Record list ▸
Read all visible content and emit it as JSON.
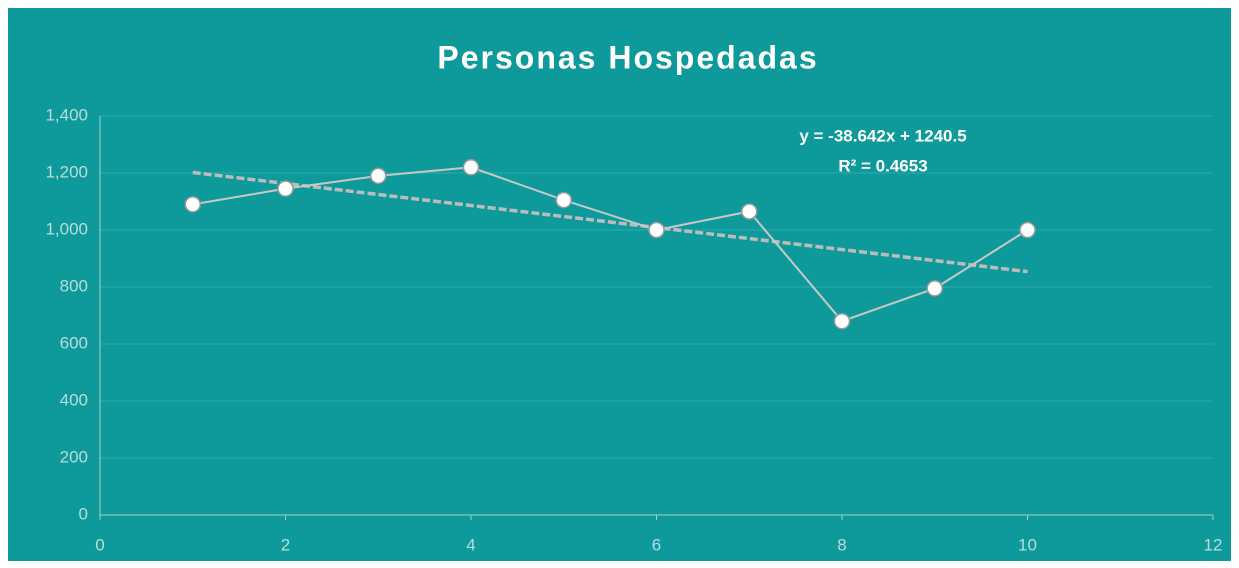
{
  "chart_data": {
    "type": "scatter",
    "title": "Personas Hospedadas",
    "series": [
      {
        "name": "Personas Hospedadas",
        "color": "#c8c8c8",
        "x": [
          1,
          2,
          3,
          4,
          5,
          6,
          7,
          8,
          9,
          10
        ],
        "values": [
          1090,
          1145,
          1190,
          1220,
          1105,
          1000,
          1065,
          680,
          795,
          1000
        ]
      }
    ],
    "xlim": [
      0,
      12
    ],
    "xticks": [
      0,
      2,
      4,
      6,
      8,
      10,
      12
    ],
    "ylim": [
      0,
      1400
    ],
    "yticks": [
      0,
      200,
      400,
      600,
      800,
      {
        "value": 1000,
        "label": "1,000"
      },
      {
        "value": 1200,
        "label": "1,200"
      },
      {
        "value": 1400,
        "label": "1,400"
      }
    ],
    "grid": true,
    "trendline": {
      "slope": -38.642,
      "intercept": 1240.5,
      "color": "#bcbcbc",
      "equation": "y = -38.642x + 1240.5",
      "r_squared": "R² = 0.4653"
    }
  }
}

Your task ▸ Except for the pictures, give all the material above again verbatim.

The answer ▸
Read all visible content and emit it as JSON.
{
  "chart_data": {
    "type": "scatter",
    "title": "Personas Hospedadas",
    "series": [
      {
        "name": "Personas Hospedadas",
        "color": "#c8c8c8",
        "x": [
          1,
          2,
          3,
          4,
          5,
          6,
          7,
          8,
          9,
          10
        ],
        "values": [
          1090,
          1145,
          1190,
          1220,
          1105,
          1000,
          1065,
          680,
          795,
          1000
        ]
      }
    ],
    "xlim": [
      0,
      12
    ],
    "xticks": [
      0,
      2,
      4,
      6,
      8,
      10,
      12
    ],
    "ylim": [
      0,
      1400
    ],
    "yticks": [
      0,
      200,
      400,
      600,
      800,
      {
        "value": 1000,
        "label": "1,000"
      },
      {
        "value": 1200,
        "label": "1,200"
      },
      {
        "value": 1400,
        "label": "1,400"
      }
    ],
    "grid": true,
    "trendline": {
      "slope": -38.642,
      "intercept": 1240.5,
      "color": "#bcbcbc",
      "equation": "y = -38.642x + 1240.5",
      "r_squared": "R² = 0.4653"
    }
  }
}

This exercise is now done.